[Begin Listing]
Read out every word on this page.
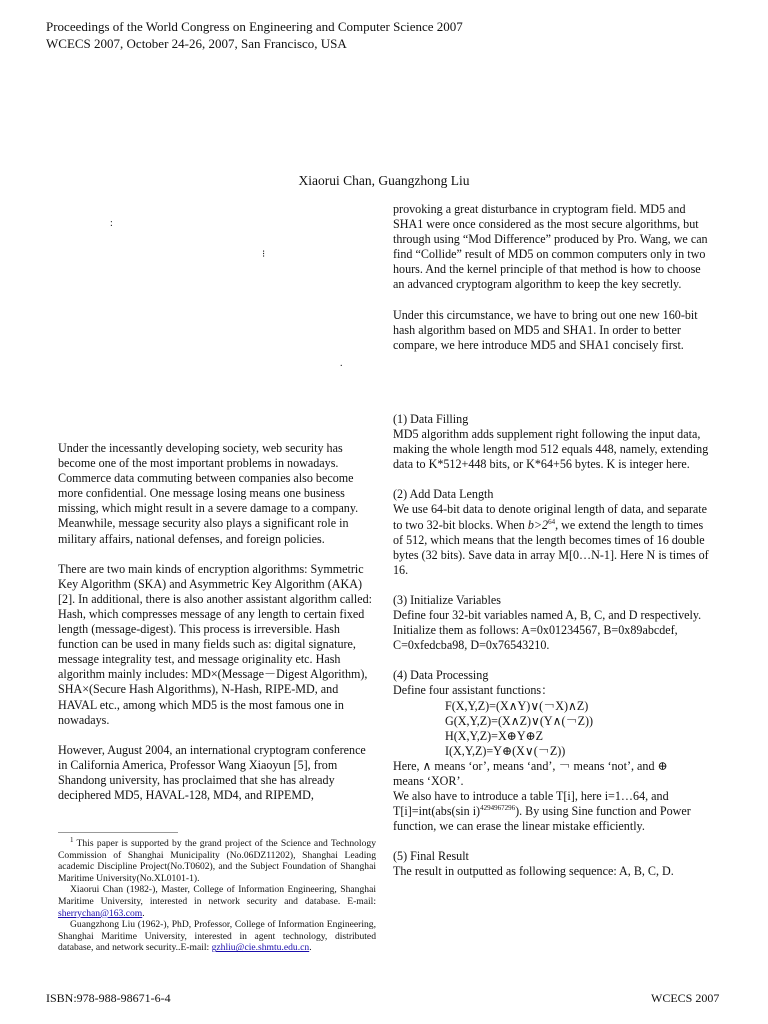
Proceedings of the World Congress on Engineering and Computer Science 2007
WCECS 2007, October 24-26, 2007, San Francisco, USA
Xiaorui Chan, Guangzhong Liu
:
⁝
.

Under the incessantly developing society, web security has become one of the most important problems in nowadays. Commerce data commuting between companies also become more confidential. One message losing means one business missing, which might result in a severe damage to a company. Meanwhile, message security also plays a significant role in military affairs, national defenses, and foreign policies.

There are two main kinds of encryption algorithms: Symmetric Key Algorithm (SKA) and Asymmetric Key Algorithm (AKA) [2]. In additional, there is also another assistant algorithm called: Hash, which compresses message of any length to certain fixed length (message-digest). This process is irreversible. Hash function can be used in many fields such as: digital signature, message integrality test, and message originality etc. Hash algorithm mainly includes: MD×(Message－Digest Algorithm), SHA×(Secure Hash Algorithms), N-Hash, RIPE-MD, and HAVAL etc., among which MD5 is the most famous one in nowadays.

However, August 2004, an international cryptogram conference in California America, Professor Wang Xiaoyun [5], from Shandong university, has proclaimed that she has already deciphered MD5, HAVAL-128, MD4, and RIPEMD,

$^1$ This paper is supported by the grand project of the Science and Technology Commission of Shanghai Municipality (No.06DZ11202), Shanghai Leading academic Discipline Project(No.T0602), and the Subject Foundation of Shanghai Maritime University(No.XL0101-1).

Xiaorui Chan (1982-), Master, College of Information Engineering, Shanghai Maritime University, interested in network security and database. E-mail: sherrychan@163.com.

Guangzhong Liu (1962-), PhD, Professor, College of Information Engineering, Shanghai Maritime University, interested in agent technology, distributed database, and network security..E-mail: gzhliu@cie.shmtu.edu.cn.

provoking a great disturbance in cryptogram field. MD5 and SHA1 were once considered as the most secure algorithms, but through using “Mod Difference” produced by Pro. Wang, we can find “Collide” result of MD5 on common computers only in two hours. And the kernel principle of that method is how to choose an advanced cryptogram algorithm to keep the key secretly.

Under this circumstance, we have to bring out one new 160-bit hash algorithm based on MD5 and SHA1. In order to better compare, we here introduce MD5 and SHA1 concisely first.

(1) Data Filling

MD5 algorithm adds supplement right following the input data, making the whole length mod 512 equals 448, namely, extending data to K*512+448 bits, or K*64+56 bytes. K is integer here.

(2) Add Data Length

We use 64-bit data to denote original length of data, and separate to two 32-bit blocks. When $b>2^{64}$, we extend the length to times of 512, which means that the length becomes times of 16 double bytes (32 bits). Save data in array M[0…N-1]. Here N is times of 16.

(3) Initialize Variables

Define four 32-bit variables named A, B, C, and D respectively. Initialize them as follows: A=0x01234567, B=0x89abcdef, C=0xfedcba98, D=0x76543210.

(4) Data Processing

Define four assistant functions：

F(X,Y,Z)=(X∧Y)∨(￢X)∧Z)

G(X,Y,Z)=(X∧Z)∨(Y∧(￢Z))

H(X,Y,Z)=X⊕Y⊕Z

I(X,Y,Z)=Y⊕(X∨(￢Z))

Here, ∧ means ‘or’, means ‘and’, ￢ means ‘not’, and ⊕

means ‘XOR’.

We also have to introduce a table T[i], here i=1…64, and T[i]=int(abs(sin i)$^{4294967296}$). By using Sine function and Power function, we can erase the linear mistake efficiently.

(5) Final Result

The result in outputted as following sequence: A, B, C, D.

ISBN:978-988-98671-6-4	WCECS 2007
[End Listing]
## To be done:
Every entry should be returned exactly as written, minus the pictures.

## Result of this exercise:
Read out every word on this page.
Proceedings of the World Congress on Engineering and Computer Science 2007
WCECS 2007, October 24-26, 2007, San Francisco, USA
Xiaorui Chan, Guangzhong Liu
:
⁝
.

Under the incessantly developing society, web security has become one of the most important problems in nowadays. Commerce data commuting between companies also become more confidential. One message losing means one business missing, which might result in a severe damage to a company. Meanwhile, message security also plays a significant role in military affairs, national defenses, and foreign policies.

There are two main kinds of encryption algorithms: Symmetric Key Algorithm (SKA) and Asymmetric Key Algorithm (AKA) [2]. In additional, there is also another assistant algorithm called: Hash, which compresses message of any length to certain fixed length (message-digest). This process is irreversible. Hash function can be used in many fields such as: digital signature, message integrality test, and message originality etc. Hash algorithm mainly includes: MD×(Message－Digest Algorithm), SHA×(Secure Hash Algorithms), N-Hash, RIPE-MD, and HAVAL etc., among which MD5 is the most famous one in nowadays.

However, August 2004, an international cryptogram conference in California America, Professor Wang Xiaoyun [5], from Shandong university, has proclaimed that she has already deciphered MD5, HAVAL-128, MD4, and RIPEMD,

$^1$ This paper is supported by the grand project of the Science and Technology Commission of Shanghai Municipality (No.06DZ11202), Shanghai Leading academic Discipline Project(No.T0602), and the Subject Foundation of Shanghai Maritime University(No.XL0101-1).

Xiaorui Chan (1982-), Master, College of Information Engineering, Shanghai Maritime University, interested in network security and database. E-mail: sherrychan@163.com.

Guangzhong Liu (1962-), PhD, Professor, College of Information Engineering, Shanghai Maritime University, interested in agent technology, distributed database, and network security..E-mail: gzhliu@cie.shmtu.edu.cn.

provoking a great disturbance in cryptogram field. MD5 and SHA1 were once considered as the most secure algorithms, but through using “Mod Difference” produced by Pro. Wang, we can find “Collide” result of MD5 on common computers only in two hours. And the kernel principle of that method is how to choose an advanced cryptogram algorithm to keep the key secretly.

Under this circumstance, we have to bring out one new 160-bit hash algorithm based on MD5 and SHA1. In order to better compare, we here introduce MD5 and SHA1 concisely first.

(1) Data Filling

MD5 algorithm adds supplement right following the input data, making the whole length mod 512 equals 448, namely, extending data to K*512+448 bits, or K*64+56 bytes. K is integer here.

(2) Add Data Length

We use 64-bit data to denote original length of data, and separate to two 32-bit blocks. When $b>2^{64}$, we extend the length to times of 512, which means that the length becomes times of 16 double bytes (32 bits). Save data in array M[0…N-1]. Here N is times of 16.

(3) Initialize Variables

Define four 32-bit variables named A, B, C, and D respectively. Initialize them as follows: A=0x01234567, B=0x89abcdef, C=0xfedcba98, D=0x76543210.

(4) Data Processing

Define four assistant functions：

F(X,Y,Z)=(X∧Y)∨(￢X)∧Z)

G(X,Y,Z)=(X∧Z)∨(Y∧(￢Z))

H(X,Y,Z)=X⊕Y⊕Z

I(X,Y,Z)=Y⊕(X∨(￢Z))

Here, ∧ means ‘or’, means ‘and’, ￢ means ‘not’, and ⊕

means ‘XOR’.

We also have to introduce a table T[i], here i=1…64, and T[i]=int(abs(sin i)$^{4294967296}$). By using Sine function and Power function, we can erase the linear mistake efficiently.

(5) Final Result

The result in outputted as following sequence: A, B, C, D.

ISBN:978-988-98671-6-4	WCECS 2007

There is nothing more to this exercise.